Excerpted records:
───

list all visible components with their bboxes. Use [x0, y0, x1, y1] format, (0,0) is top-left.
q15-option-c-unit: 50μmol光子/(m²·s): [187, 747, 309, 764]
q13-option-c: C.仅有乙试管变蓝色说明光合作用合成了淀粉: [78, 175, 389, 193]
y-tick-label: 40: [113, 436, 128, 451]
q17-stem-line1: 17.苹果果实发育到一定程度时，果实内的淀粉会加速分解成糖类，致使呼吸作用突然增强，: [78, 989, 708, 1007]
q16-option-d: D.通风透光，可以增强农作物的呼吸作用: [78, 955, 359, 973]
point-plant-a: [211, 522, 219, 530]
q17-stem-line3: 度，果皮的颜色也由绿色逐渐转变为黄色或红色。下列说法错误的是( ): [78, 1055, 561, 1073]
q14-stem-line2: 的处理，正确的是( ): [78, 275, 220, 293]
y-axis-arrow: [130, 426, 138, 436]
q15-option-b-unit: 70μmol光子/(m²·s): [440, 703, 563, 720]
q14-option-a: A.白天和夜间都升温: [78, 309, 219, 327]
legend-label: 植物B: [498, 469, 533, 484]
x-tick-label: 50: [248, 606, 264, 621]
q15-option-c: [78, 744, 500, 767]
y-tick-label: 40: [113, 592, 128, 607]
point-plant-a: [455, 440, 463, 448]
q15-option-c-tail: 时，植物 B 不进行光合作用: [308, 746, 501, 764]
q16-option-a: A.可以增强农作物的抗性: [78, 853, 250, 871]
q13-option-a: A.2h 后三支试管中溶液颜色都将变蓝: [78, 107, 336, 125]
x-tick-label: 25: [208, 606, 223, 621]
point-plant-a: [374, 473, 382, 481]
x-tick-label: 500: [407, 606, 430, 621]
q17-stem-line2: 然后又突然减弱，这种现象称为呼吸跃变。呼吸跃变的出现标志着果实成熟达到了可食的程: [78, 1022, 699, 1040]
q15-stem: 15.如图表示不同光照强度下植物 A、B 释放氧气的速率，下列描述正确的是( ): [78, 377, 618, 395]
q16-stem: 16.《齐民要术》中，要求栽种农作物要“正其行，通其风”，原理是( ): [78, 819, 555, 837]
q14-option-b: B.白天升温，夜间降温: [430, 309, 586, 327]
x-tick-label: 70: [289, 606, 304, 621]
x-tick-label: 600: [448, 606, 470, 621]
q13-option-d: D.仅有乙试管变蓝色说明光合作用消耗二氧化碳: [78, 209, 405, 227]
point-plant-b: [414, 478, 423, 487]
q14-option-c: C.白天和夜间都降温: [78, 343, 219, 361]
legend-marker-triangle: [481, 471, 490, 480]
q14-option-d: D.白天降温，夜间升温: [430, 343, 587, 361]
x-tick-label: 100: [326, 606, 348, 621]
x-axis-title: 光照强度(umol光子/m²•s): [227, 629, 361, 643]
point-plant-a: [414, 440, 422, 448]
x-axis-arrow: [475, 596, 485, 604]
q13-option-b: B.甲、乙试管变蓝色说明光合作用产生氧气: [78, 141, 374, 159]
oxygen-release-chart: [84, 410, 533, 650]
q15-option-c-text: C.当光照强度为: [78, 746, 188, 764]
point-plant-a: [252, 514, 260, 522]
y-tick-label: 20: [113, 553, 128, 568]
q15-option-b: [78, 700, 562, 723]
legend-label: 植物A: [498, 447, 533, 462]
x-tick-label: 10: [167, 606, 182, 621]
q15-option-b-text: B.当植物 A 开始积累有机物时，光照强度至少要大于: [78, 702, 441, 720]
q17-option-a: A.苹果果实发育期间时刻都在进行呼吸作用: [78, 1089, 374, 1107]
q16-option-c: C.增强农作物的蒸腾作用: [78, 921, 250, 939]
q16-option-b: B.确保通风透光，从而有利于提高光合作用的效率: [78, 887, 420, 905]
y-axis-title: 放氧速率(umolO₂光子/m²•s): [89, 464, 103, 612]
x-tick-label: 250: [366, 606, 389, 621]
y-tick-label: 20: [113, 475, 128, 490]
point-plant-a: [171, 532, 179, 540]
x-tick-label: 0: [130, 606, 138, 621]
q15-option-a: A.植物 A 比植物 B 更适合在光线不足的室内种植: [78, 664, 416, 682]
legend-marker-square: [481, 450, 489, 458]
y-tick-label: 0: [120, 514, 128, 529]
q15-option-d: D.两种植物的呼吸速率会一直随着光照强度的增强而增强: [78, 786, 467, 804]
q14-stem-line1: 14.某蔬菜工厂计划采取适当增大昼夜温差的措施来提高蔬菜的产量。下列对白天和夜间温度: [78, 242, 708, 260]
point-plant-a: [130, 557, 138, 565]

───

What to work on:
Convert the data above into a JSON list of strings with one string per line, omitting any blank lines.

Task result:
[
  "list all visible components with their bboxes. Use [x0, y0, x1, y1] format, (0,0) is top-left.",
  "q15-option-c-unit: 50μmol光子/(m²·s): [187, 747, 309, 764]",
  "q13-option-c: C.仅有乙试管变蓝色说明光合作用合成了淀粉: [78, 175, 389, 193]",
  "y-tick-label: 40: [113, 436, 128, 451]",
  "q17-stem-line1: 17.苹果果实发育到一定程度时，果实内的淀粉会加速分解成糖类，致使呼吸作用突然增强，: [78, 989, 708, 1007]",
  "q16-option-d: D.通风透光，可以增强农作物的呼吸作用: [78, 955, 359, 973]",
  "point-plant-a: [211, 522, 219, 530]",
  "q17-stem-line3: 度，果皮的颜色也由绿色逐渐转变为黄色或红色。下列说法错误的是( ): [78, 1055, 561, 1073]",
  "q14-stem-line2: 的处理，正确的是( ): [78, 275, 220, 293]",
  "y-axis-arrow: [130, 426, 138, 436]",
  "q15-option-b-unit: 70μmol光子/(m²·s): [440, 703, 563, 720]",
  "q14-option-a: A.白天和夜间都升温: [78, 309, 219, 327]",
  "legend-label: 植物B: [498, 469, 533, 484]",
  "x-tick-label: 50: [248, 606, 264, 621]",
  "q15-option-c: [78, 744, 500, 767]",
  "y-tick-label: 40: [113, 592, 128, 607]",
  "point-plant-a: [455, 440, 463, 448]",
  "q15-option-c-tail: 时，植物 B 不进行光合作用: [308, 746, 501, 764]",
  "q16-option-a: A.可以增强农作物的抗性: [78, 853, 250, 871]",
  "q13-option-a: A.2h 后三支试管中溶液颜色都将变蓝: [78, 107, 336, 125]",
  "x-tick-label: 25: [208, 606, 223, 621]",
  "point-plant-a: [374, 473, 382, 481]",
  "x-tick-label: 500: [407, 606, 430, 621]",
  "q17-stem-line2: 然后又突然减弱，这种现象称为呼吸跃变。呼吸跃变的出现标志着果实成熟达到了可食的程: [78, 1022, 699, 1040]",
  "q15-stem: 15.如图表示不同光照强度下植物 A、B 释放氧气的速率，下列描述正确的是( ): [78, 377, 618, 395]",
  "q16-stem: 16.《齐民要术》中，要求栽种农作物要“正其行，通其风”，原理是( ): [78, 819, 555, 837]",
  "q14-option-b: B.白天升温，夜间降温: [430, 309, 586, 327]",
  "x-tick-label: 70: [289, 606, 304, 621]",
  "x-tick-label: 600: [448, 606, 470, 621]",
  "q13-option-d: D.仅有乙试管变蓝色说明光合作用消耗二氧化碳: [78, 209, 405, 227]",
  "point-plant-b: [414, 478, 423, 487]",
  "q14-option-c: C.白天和夜间都降温: [78, 343, 219, 361]",
  "legend-marker-triangle: [481, 471, 490, 480]",
  "q14-option-d: D.白天降温，夜间升温: [430, 343, 587, 361]",
  "x-tick-label: 100: [326, 606, 348, 621]",
  "x-axis-title: 光照强度(umol光子/m²•s): [227, 629, 361, 643]",
  "point-plant-a: [414, 440, 422, 448]",
  "x-axis-arrow: [475, 596, 485, 604]",
  "q13-option-b: B.甲、乙试管变蓝色说明光合作用产生氧气: [78, 141, 374, 159]",
  "oxygen-release-chart: [84, 410, 533, 650]",
  "q15-option-c-text: C.当光照强度为: [78, 746, 188, 764]",
  "point-plant-a: [252, 514, 260, 522]",
  "y-tick-label: 20: [113, 553, 128, 568]",
  "q15-option-b: [78, 700, 562, 723]",
  "legend-label: 植物A: [498, 447, 533, 462]",
  "x-tick-label: 10: [167, 606, 182, 621]",
  "q15-option-b-text: B.当植物 A 开始积累有机物时，光照强度至少要大于: [78, 702, 441, 720]",
  "q17-option-a: A.苹果果实发育期间时刻都在进行呼吸作用: [78, 1089, 374, 1107]",
  "q16-option-c: C.增强农作物的蒸腾作用: [78, 921, 250, 939]",
  "q16-option-b: B.确保通风透光，从而有利于提高光合作用的效率: [78, 887, 420, 905]",
  "y-axis-title: 放氧速率(umolO₂光子/m²•s): [89, 464, 103, 612]",
  "x-tick-label: 250: [366, 606, 389, 621]",
  "y-tick-label: 20: [113, 475, 128, 490]",
  "point-plant-a: [171, 532, 179, 540]",
  "x-tick-label: 0: [130, 606, 138, 621]",
  "q15-option-a: A.植物 A 比植物 B 更适合在光线不足的室内种植: [78, 664, 416, 682]",
  "legend-marker-square: [481, 450, 489, 458]",
  "y-tick-label: 0: [120, 514, 128, 529]",
  "q15-option-d: D.两种植物的呼吸速率会一直随着光照强度的增强而增强: [78, 786, 467, 804]",
  "q14-stem-line1: 14.某蔬菜工厂计划采取适当增大昼夜温差的措施来提高蔬菜的产量。下列对白天和夜间温度: [78, 242, 708, 260]",
  "point-plant-a: [130, 557, 138, 565]"
]